Figure record extracts –

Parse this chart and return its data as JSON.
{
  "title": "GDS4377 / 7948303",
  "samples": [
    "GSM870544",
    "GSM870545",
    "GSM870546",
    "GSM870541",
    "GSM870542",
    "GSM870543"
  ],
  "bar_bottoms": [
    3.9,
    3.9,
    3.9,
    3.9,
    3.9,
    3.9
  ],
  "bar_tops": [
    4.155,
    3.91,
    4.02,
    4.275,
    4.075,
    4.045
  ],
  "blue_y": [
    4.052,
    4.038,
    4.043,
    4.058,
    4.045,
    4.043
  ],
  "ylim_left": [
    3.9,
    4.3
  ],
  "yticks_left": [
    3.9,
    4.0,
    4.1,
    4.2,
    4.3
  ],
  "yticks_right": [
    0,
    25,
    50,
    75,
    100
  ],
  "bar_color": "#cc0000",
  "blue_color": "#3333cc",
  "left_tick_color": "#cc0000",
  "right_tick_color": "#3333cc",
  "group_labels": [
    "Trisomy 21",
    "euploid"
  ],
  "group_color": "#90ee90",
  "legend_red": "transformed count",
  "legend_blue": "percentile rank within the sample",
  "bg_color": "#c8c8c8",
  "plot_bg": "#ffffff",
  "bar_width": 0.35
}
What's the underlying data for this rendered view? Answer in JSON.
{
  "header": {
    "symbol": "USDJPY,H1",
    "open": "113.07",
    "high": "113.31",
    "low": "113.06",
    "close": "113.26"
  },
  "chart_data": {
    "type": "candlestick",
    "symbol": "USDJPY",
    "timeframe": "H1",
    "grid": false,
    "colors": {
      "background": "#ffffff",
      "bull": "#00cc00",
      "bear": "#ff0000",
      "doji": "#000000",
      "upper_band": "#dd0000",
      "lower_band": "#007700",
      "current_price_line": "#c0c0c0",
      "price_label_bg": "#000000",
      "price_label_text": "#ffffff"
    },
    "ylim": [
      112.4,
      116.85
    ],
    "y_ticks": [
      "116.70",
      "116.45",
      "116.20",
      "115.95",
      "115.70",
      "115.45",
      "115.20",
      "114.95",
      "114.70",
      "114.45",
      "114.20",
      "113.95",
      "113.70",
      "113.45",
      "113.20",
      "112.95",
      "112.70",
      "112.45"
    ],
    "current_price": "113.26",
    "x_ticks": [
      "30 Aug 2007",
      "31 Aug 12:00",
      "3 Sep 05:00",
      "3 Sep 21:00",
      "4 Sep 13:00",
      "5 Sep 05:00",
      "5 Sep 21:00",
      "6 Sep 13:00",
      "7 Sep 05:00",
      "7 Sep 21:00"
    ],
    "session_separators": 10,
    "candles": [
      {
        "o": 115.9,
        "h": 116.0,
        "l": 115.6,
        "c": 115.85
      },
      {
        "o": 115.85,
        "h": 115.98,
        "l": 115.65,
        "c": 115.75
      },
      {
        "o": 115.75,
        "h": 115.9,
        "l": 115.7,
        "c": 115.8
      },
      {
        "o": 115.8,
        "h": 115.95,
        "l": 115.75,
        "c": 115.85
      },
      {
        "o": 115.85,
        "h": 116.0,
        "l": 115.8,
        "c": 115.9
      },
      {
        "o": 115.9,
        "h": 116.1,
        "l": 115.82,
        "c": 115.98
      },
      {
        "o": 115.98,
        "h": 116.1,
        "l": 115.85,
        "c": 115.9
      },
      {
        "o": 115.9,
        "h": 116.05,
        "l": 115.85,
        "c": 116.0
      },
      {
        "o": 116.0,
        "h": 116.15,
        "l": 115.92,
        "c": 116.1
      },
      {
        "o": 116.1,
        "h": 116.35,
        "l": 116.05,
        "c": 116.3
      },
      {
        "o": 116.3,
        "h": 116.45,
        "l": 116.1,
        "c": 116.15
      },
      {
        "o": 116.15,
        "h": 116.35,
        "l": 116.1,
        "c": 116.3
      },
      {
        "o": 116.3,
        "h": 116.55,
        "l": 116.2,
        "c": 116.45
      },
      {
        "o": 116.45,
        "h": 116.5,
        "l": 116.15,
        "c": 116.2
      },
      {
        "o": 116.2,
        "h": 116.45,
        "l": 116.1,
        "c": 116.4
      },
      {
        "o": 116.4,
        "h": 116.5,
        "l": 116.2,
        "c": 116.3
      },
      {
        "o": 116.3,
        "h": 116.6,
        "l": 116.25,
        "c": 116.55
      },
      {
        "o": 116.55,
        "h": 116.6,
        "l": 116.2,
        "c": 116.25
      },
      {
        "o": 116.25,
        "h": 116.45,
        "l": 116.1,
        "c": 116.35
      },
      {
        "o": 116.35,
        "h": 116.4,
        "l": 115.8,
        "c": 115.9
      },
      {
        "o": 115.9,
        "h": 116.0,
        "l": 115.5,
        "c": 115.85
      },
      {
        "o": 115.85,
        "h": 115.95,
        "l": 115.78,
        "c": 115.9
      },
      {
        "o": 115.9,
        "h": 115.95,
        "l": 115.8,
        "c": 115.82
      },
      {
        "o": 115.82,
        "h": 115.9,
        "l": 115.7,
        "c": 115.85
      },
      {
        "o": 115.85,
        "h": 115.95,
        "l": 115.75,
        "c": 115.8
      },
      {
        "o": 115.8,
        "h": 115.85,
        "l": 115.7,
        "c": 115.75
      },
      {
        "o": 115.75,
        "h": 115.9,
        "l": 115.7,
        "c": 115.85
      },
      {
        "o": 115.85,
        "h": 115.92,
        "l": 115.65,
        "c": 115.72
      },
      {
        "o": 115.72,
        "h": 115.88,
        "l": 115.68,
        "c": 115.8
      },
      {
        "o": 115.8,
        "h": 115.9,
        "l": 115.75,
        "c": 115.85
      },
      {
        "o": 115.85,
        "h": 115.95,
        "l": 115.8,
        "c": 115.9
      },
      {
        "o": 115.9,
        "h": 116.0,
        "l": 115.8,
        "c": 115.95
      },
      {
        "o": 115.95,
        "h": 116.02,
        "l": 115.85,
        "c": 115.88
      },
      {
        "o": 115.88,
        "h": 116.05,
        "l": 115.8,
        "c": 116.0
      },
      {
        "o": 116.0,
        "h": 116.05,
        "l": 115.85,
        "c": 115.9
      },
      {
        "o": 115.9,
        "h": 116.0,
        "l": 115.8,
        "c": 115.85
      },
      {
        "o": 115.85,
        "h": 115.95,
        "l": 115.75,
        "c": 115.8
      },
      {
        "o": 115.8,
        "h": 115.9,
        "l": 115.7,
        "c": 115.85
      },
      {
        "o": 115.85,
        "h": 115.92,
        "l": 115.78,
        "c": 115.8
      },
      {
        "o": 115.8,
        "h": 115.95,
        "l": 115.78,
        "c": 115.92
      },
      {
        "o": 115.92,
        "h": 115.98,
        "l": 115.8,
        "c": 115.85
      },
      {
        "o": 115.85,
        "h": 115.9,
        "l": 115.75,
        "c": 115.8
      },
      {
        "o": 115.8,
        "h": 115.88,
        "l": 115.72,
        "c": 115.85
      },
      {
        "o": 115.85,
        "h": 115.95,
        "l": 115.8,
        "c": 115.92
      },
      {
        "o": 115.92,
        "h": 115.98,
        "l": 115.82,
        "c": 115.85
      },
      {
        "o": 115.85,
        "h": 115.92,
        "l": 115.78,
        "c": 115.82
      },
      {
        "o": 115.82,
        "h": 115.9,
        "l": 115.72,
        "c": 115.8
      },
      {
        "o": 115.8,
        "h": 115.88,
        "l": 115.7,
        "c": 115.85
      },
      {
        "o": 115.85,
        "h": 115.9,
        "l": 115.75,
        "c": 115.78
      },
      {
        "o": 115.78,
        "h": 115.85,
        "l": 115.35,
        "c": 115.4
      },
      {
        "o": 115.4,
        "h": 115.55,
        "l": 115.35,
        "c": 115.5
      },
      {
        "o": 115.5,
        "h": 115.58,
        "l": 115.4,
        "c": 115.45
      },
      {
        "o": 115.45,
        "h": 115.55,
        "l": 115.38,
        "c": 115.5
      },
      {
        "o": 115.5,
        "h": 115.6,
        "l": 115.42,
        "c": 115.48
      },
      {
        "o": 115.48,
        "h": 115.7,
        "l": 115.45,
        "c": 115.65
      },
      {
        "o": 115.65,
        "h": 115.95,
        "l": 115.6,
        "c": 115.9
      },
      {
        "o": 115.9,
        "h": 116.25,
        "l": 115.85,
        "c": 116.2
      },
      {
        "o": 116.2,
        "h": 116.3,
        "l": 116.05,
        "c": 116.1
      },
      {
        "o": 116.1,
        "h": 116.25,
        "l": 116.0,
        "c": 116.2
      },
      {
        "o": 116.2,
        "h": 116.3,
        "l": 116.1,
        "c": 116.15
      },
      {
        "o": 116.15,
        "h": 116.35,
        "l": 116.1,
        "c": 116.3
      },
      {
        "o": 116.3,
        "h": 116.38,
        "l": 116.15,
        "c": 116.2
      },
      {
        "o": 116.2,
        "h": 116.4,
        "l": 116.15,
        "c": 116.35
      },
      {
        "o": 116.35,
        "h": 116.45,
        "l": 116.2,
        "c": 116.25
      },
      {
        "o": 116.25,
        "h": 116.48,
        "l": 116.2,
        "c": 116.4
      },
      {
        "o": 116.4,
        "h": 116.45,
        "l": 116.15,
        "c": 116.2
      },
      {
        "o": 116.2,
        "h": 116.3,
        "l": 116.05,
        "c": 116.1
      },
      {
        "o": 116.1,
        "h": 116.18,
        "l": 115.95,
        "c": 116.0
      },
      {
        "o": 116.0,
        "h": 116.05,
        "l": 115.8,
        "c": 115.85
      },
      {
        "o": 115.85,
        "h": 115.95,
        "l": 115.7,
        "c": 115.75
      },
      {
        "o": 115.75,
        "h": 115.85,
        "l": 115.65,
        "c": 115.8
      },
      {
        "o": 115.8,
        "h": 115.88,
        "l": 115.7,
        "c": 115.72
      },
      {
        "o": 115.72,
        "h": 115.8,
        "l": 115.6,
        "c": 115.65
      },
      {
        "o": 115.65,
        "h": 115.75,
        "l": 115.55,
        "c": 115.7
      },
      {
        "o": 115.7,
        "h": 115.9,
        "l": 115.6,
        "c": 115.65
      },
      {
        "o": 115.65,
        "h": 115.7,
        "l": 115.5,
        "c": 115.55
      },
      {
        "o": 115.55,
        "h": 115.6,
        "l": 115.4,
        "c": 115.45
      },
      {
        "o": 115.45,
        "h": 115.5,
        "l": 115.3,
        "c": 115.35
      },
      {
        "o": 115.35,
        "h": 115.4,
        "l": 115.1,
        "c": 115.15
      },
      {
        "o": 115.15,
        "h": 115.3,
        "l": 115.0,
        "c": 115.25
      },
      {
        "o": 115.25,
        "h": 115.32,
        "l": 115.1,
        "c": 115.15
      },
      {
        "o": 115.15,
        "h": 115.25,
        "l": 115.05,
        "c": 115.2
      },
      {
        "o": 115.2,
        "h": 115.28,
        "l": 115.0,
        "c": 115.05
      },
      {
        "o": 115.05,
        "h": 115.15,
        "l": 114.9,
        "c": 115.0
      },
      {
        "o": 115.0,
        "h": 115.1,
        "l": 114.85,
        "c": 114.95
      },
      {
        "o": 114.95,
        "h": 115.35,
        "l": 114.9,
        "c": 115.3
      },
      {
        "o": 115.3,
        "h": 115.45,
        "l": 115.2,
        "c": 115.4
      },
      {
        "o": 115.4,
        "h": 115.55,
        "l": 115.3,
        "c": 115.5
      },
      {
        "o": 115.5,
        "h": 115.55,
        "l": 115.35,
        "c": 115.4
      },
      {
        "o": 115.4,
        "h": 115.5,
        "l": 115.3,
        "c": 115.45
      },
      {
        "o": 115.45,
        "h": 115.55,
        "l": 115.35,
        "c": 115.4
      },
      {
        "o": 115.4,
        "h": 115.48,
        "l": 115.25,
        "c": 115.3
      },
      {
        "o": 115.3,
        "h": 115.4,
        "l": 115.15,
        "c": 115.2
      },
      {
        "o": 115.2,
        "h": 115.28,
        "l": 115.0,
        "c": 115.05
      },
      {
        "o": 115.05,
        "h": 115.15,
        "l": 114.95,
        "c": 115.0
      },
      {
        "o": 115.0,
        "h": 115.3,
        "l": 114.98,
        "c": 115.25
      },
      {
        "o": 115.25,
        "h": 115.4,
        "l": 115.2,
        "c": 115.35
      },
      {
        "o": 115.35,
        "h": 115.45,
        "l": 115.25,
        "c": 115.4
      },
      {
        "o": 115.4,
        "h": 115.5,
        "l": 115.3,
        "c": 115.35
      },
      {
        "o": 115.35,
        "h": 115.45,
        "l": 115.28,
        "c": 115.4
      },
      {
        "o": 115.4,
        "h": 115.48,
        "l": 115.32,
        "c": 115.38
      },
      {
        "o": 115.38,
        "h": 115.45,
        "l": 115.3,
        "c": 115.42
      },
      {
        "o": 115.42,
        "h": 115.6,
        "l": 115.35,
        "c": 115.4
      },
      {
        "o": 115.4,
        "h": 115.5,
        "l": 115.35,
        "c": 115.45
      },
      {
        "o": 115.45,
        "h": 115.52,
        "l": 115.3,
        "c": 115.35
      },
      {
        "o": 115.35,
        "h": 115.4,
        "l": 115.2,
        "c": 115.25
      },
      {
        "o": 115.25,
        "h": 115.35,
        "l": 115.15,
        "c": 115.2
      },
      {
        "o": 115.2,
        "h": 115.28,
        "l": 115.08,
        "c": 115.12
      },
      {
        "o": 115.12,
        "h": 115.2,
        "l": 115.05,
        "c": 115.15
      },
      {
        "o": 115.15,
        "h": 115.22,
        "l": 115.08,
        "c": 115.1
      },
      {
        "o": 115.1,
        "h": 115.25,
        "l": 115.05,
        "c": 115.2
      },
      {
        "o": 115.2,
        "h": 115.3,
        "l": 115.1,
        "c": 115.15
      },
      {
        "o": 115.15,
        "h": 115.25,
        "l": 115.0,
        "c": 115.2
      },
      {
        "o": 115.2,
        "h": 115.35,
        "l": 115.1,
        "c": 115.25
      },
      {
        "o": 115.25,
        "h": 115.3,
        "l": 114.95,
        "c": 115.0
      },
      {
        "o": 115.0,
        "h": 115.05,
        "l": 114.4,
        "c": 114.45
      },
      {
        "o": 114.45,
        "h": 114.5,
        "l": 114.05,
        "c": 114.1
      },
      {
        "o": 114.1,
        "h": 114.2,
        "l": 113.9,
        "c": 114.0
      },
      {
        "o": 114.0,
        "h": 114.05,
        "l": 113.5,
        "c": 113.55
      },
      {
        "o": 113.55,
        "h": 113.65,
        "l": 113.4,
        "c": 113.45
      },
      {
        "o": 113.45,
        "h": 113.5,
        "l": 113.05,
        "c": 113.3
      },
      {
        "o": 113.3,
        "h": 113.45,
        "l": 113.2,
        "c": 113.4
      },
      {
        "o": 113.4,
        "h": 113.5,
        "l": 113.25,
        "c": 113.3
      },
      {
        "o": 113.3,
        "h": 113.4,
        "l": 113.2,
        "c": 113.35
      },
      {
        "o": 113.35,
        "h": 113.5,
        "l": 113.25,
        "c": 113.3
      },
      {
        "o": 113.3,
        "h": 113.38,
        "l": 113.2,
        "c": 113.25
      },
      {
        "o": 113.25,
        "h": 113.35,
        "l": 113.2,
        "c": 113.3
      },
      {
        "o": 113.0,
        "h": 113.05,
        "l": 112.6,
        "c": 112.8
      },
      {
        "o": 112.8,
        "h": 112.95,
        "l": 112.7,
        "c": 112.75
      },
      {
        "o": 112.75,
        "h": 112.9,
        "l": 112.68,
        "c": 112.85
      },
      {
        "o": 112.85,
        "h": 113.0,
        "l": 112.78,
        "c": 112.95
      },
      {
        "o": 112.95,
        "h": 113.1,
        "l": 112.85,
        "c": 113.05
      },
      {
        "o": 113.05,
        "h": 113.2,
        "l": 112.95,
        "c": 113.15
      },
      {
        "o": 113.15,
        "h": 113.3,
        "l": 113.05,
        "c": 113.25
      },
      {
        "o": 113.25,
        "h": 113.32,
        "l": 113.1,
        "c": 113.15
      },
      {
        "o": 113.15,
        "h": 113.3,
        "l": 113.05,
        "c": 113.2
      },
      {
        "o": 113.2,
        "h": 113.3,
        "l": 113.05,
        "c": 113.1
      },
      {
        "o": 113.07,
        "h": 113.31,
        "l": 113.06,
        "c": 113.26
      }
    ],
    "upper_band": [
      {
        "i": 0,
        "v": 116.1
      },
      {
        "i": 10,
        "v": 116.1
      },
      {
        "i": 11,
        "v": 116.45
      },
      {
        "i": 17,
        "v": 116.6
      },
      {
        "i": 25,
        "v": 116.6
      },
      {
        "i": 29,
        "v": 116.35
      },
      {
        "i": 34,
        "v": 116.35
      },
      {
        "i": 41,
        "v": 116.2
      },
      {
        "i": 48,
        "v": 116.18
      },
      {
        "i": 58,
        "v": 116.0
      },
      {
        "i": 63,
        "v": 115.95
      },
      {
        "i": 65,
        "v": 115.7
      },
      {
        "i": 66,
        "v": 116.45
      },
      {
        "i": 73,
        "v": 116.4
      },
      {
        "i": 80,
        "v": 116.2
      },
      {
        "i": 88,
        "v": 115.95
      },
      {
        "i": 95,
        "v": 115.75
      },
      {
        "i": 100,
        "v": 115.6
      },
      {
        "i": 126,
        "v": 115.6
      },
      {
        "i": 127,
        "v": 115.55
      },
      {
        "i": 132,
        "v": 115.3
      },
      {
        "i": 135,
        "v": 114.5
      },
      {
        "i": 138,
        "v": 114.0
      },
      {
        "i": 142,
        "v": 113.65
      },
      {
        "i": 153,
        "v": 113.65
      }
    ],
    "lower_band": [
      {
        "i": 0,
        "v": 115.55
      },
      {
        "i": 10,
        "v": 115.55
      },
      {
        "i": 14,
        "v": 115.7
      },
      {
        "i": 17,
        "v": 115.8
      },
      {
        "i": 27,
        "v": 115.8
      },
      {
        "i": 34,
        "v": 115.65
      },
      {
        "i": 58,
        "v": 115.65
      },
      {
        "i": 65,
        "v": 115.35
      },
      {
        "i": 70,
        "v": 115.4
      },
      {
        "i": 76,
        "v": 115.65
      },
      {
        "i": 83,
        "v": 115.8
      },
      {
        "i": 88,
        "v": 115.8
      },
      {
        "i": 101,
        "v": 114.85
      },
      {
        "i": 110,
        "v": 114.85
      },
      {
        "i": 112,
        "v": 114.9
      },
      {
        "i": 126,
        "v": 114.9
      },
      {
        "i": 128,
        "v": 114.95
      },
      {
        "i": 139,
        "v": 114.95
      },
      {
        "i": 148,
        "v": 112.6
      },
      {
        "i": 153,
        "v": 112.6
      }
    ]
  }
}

The exercise – Pick out every line holding the string "ffffff" and return it.

Answer for this exercise –
  "plot_bg": "#ffffff",
      "background": "#ffffff",
      "price_label_text": "#ffffff"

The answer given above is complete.